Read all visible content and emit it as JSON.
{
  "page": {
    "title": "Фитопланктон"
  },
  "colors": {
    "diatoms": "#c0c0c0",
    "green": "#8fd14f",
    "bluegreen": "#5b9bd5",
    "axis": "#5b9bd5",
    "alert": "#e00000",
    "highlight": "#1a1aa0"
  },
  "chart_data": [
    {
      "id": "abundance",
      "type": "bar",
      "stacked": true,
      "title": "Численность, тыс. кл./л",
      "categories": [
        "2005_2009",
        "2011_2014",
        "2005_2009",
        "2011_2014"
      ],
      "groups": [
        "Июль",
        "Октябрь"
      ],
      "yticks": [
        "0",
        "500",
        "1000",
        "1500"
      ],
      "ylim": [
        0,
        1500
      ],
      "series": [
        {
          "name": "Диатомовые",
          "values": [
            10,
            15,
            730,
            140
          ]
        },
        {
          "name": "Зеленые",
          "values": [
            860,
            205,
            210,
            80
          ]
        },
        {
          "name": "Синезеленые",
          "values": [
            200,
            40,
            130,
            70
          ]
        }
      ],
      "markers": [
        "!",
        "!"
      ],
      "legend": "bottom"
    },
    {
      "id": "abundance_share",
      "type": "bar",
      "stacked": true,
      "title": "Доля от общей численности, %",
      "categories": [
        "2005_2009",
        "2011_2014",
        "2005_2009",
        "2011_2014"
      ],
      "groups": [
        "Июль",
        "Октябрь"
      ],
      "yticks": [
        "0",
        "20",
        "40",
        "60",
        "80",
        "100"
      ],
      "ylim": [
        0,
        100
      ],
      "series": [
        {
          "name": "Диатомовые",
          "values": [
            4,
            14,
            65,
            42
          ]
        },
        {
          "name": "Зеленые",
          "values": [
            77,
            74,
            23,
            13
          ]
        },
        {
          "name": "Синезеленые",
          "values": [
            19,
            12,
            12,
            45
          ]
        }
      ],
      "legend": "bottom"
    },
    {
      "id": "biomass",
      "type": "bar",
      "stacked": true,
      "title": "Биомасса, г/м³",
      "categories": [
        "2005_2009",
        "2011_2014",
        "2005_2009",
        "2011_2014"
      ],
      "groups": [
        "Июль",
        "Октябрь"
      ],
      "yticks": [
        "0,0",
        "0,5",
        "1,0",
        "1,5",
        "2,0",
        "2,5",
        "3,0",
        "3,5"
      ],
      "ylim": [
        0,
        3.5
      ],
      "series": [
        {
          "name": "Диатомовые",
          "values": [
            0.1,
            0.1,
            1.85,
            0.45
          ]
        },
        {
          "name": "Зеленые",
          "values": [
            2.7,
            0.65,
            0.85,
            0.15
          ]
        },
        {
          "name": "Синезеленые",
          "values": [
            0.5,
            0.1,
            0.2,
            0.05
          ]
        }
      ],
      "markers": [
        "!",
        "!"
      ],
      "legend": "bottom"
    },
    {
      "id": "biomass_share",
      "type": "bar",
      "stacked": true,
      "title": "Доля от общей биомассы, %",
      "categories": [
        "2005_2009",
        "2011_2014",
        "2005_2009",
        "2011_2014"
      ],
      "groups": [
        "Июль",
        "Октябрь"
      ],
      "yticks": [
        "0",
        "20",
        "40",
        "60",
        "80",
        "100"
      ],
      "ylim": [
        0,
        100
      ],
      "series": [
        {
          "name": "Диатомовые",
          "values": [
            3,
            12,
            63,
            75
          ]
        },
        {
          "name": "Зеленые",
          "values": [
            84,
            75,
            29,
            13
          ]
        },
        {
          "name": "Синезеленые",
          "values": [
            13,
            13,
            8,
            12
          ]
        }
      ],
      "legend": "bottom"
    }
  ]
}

### Exercise brief
Using the listing above, reproduce each line without omission.

### Right answer
Read all visible content and emit it as JSON.
{
  "page": {
    "title": "Фитопланктон"
  },
  "colors": {
    "diatoms": "#c0c0c0",
    "green": "#8fd14f",
    "bluegreen": "#5b9bd5",
    "axis": "#5b9bd5",
    "alert": "#e00000",
    "highlight": "#1a1aa0"
  },
  "chart_data": [
    {
      "id": "abundance",
      "type": "bar",
      "stacked": true,
      "title": "Численность, тыс. кл./л",
      "categories": [
        "2005_2009",
        "2011_2014",
        "2005_2009",
        "2011_2014"
      ],
      "groups": [
        "Июль",
        "Октябрь"
      ],
      "yticks": [
        "0",
        "500",
        "1000",
        "1500"
      ],
      "ylim": [
        0,
        1500
      ],
      "series": [
        {
          "name": "Диатомовые",
          "values": [
            10,
            15,
            730,
            140
          ]
        },
        {
          "name": "Зеленые",
          "values": [
            860,
            205,
            210,
            80
          ]
        },
        {
          "name": "Синезеленые",
          "values": [
            200,
            40,
            130,
            70
          ]
        }
      ],
      "markers": [
        "!",
        "!"
      ],
      "legend": "bottom"
    },
    {
      "id": "abundance_share",
      "type": "bar",
      "stacked": true,
      "title": "Доля от общей численности, %",
      "categories": [
        "2005_2009",
        "2011_2014",
        "2005_2009",
        "2011_2014"
      ],
      "groups": [
        "Июль",
        "Октябрь"
      ],
      "yticks": [
        "0",
        "20",
        "40",
        "60",
        "80",
        "100"
      ],
      "ylim": [
        0,
        100
      ],
      "series": [
        {
          "name": "Диатомовые",
          "values": [
            4,
            14,
            65,
            42
          ]
        },
        {
          "name": "Зеленые",
          "values": [
            77,
            74,
            23,
            13
          ]
        },
        {
          "name": "Синезеленые",
          "values": [
            19,
            12,
            12,
            45
          ]
        }
      ],
      "legend": "bottom"
    },
    {
      "id": "biomass",
      "type": "bar",
      "stacked": true,
      "title": "Биомасса, г/м³",
      "categories": [
        "2005_2009",
        "2011_2014",
        "2005_2009",
        "2011_2014"
      ],
      "groups": [
        "Июль",
        "Октябрь"
      ],
      "yticks": [
        "0,0",
        "0,5",
        "1,0",
        "1,5",
        "2,0",
        "2,5",
        "3,0",
        "3,5"
      ],
      "ylim": [
        0,
        3.5
      ],
      "series": [
        {
          "name": "Диатомовые",
          "values": [
            0.1,
            0.1,
            1.85,
            0.45
          ]
        },
        {
          "name": "Зеленые",
          "values": [
            2.7,
            0.65,
            0.85,
            0.15
          ]
        },
        {
          "name": "Синезеленые",
          "values": [
            0.5,
            0.1,
            0.2,
            0.05
          ]
        }
      ],
      "markers": [
        "!",
        "!"
      ],
      "legend": "bottom"
    },
    {
      "id": "biomass_share",
      "type": "bar",
      "stacked": true,
      "title": "Доля от общей биомассы, %",
      "categories": [
        "2005_2009",
        "2011_2014",
        "2005_2009",
        "2011_2014"
      ],
      "groups": [
        "Июль",
        "Октябрь"
      ],
      "yticks": [
        "0",
        "20",
        "40",
        "60",
        "80",
        "100"
      ],
      "ylim": [
        0,
        100
      ],
      "series": [
        {
          "name": "Диатомовые",
          "values": [
            3,
            12,
            63,
            75
          ]
        },
        {
          "name": "Зеленые",
          "values": [
            84,
            75,
            29,
            13
          ]
        },
        {
          "name": "Синезеленые",
          "values": [
            13,
            13,
            8,
            12
          ]
        }
      ],
      "legend": "bottom"
    }
  ]
}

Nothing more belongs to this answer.